* **Direction**
Rewrite the material below with "exploded view" substituted for "exploded form", leaving everything else unchanged and omitting the pictures.

* **Data extract**
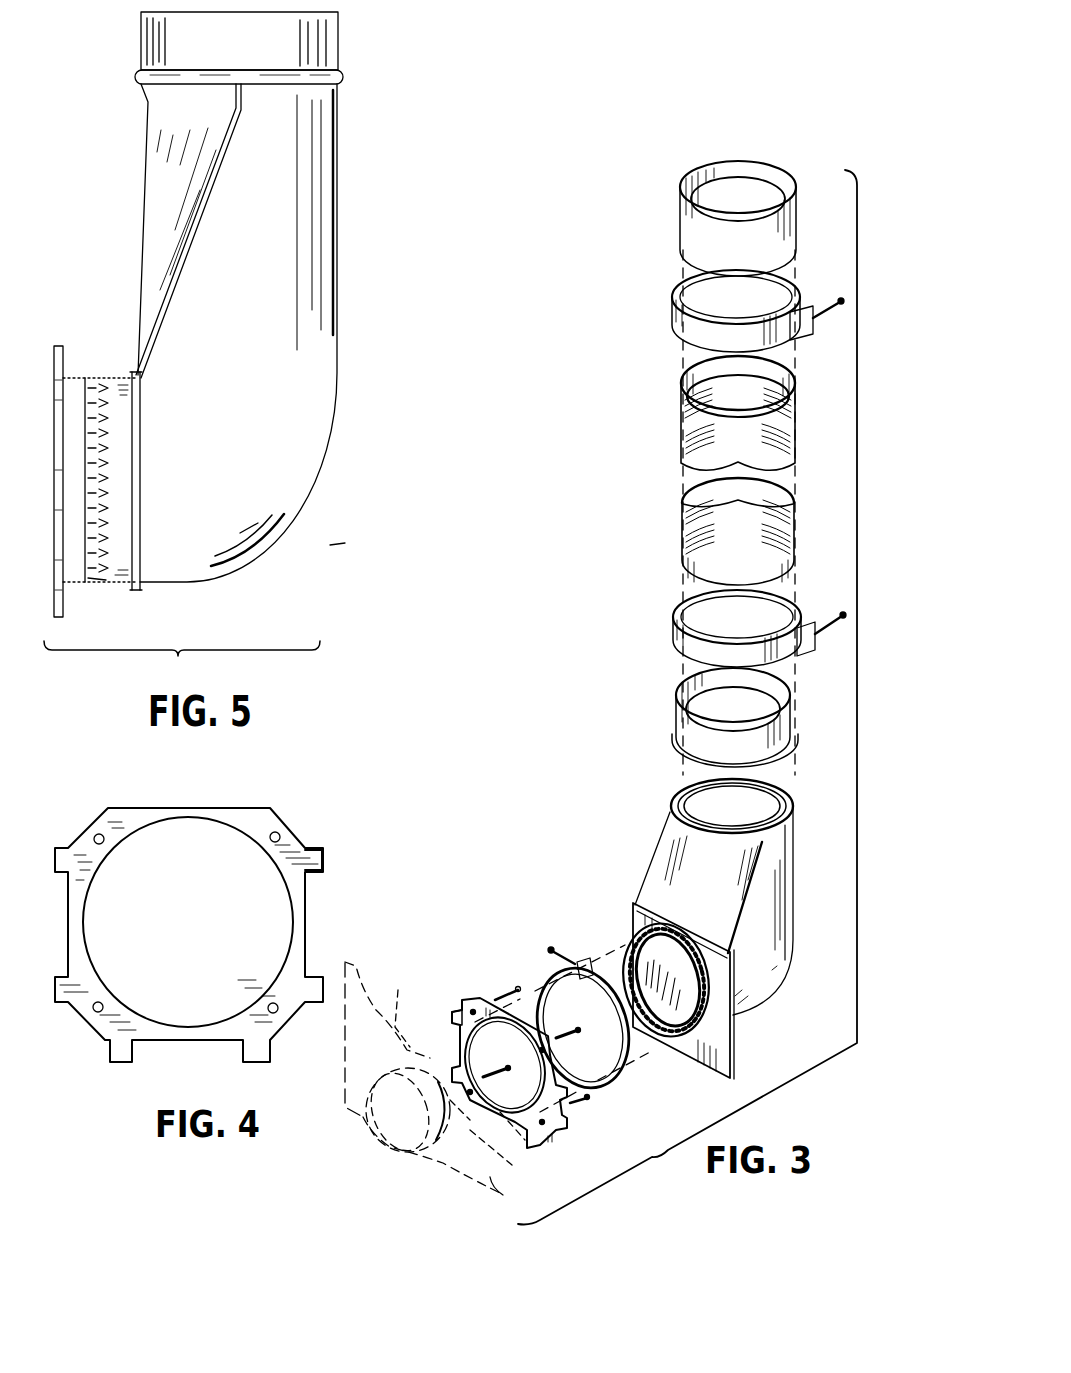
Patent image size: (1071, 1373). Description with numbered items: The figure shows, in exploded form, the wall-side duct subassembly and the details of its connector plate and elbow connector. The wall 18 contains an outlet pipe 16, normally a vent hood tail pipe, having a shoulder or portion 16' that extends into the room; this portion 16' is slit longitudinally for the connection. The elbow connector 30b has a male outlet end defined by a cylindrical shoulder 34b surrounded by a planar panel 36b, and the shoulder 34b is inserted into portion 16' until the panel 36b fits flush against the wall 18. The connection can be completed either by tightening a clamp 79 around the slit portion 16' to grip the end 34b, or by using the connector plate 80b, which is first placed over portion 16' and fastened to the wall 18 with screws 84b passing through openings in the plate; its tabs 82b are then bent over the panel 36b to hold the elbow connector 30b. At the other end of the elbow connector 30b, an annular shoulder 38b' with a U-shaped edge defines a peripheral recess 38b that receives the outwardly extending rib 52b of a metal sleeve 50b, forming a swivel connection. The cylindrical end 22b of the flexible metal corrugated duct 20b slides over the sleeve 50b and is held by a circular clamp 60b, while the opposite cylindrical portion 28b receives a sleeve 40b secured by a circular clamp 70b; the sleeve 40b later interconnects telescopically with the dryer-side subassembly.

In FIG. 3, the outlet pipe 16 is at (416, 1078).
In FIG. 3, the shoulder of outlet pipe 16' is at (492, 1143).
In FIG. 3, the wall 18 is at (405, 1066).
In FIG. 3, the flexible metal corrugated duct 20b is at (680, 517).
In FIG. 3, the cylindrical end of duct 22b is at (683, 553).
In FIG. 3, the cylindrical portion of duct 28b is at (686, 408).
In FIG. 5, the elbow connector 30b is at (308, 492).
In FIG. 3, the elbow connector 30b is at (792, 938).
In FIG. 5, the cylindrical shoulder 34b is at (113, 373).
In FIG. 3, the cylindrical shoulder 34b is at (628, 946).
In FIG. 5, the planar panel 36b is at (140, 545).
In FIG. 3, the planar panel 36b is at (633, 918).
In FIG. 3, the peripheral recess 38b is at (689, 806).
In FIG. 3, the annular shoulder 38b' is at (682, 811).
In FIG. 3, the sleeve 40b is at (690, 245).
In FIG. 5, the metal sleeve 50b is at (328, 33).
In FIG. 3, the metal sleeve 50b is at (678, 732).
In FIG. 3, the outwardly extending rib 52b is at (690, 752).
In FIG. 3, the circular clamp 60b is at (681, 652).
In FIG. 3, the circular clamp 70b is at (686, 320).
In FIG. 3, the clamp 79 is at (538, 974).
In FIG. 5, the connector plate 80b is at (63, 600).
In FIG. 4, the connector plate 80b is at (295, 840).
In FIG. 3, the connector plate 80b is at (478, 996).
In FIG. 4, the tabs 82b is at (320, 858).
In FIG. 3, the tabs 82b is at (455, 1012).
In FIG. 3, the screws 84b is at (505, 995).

* **Response to the task**
Patent image size: (1071, 1373). Description with numbered items: The figure shows, in exploded view, the wall-side duct subassembly and the details of its connector plate and elbow connector. The wall 18 contains an outlet pipe 16, normally a vent hood tail pipe, having a shoulder or portion 16' that extends into the room; this portion 16' is slit longitudinally for the connection. The elbow connector 30b has a male outlet end defined by a cylindrical shoulder 34b surrounded by a planar panel 36b, and the shoulder 34b is inserted into portion 16' until the panel 36b fits flush against the wall 18. The connection can be completed either by tightening a clamp 79 around the slit portion 16' to grip the end 34b, or by using the connector plate 80b, which is first placed over portion 16' and fastened to the wall 18 with screws 84b passing through openings in the plate; its tabs 82b are then bent over the panel 36b to hold the elbow connector 30b. At the other end of the elbow connector 30b, an annular shoulder 38b' with a U-shaped edge defines a peripheral recess 38b that receives the outwardly extending rib 52b of a metal sleeve 50b, forming a swivel connection. The cylindrical end 22b of the flexible metal corrugated duct 20b slides over the sleeve 50b and is held by a circular clamp 60b, while the opposite cylindrical portion 28b receives a sleeve 40b secured by a circular clamp 70b; the sleeve 40b later interconnects telescopically with the dryer-side subassembly.

In FIG. 3, the outlet pipe 16 is at (416, 1078).
In FIG. 3, the shoulder of outlet pipe 16' is at (492, 1143).
In FIG. 3, the wall 18 is at (405, 1066).
In FIG. 3, the flexible metal corrugated duct 20b is at (680, 517).
In FIG. 3, the cylindrical end of duct 22b is at (683, 553).
In FIG. 3, the cylindrical portion of duct 28b is at (686, 408).
In FIG. 5, the elbow connector 30b is at (308, 492).
In FIG. 3, the elbow connector 30b is at (792, 938).
In FIG. 5, the cylindrical shoulder 34b is at (113, 373).
In FIG. 3, the cylindrical shoulder 34b is at (628, 946).
In FIG. 5, the planar panel 36b is at (140, 545).
In FIG. 3, the planar panel 36b is at (633, 918).
In FIG. 3, the peripheral recess 38b is at (689, 806).
In FIG. 3, the annular shoulder 38b' is at (682, 811).
In FIG. 3, the sleeve 40b is at (690, 245).
In FIG. 5, the metal sleeve 50b is at (328, 33).
In FIG. 3, the metal sleeve 50b is at (678, 732).
In FIG. 3, the outwardly extending rib 52b is at (690, 752).
In FIG. 3, the circular clamp 60b is at (681, 652).
In FIG. 3, the circular clamp 70b is at (686, 320).
In FIG. 3, the clamp 79 is at (538, 974).
In FIG. 5, the connector plate 80b is at (63, 600).
In FIG. 4, the connector plate 80b is at (295, 840).
In FIG. 3, the connector plate 80b is at (478, 996).
In FIG. 4, the tabs 82b is at (320, 858).
In FIG. 3, the tabs 82b is at (455, 1012).
In FIG. 3, the screws 84b is at (505, 995).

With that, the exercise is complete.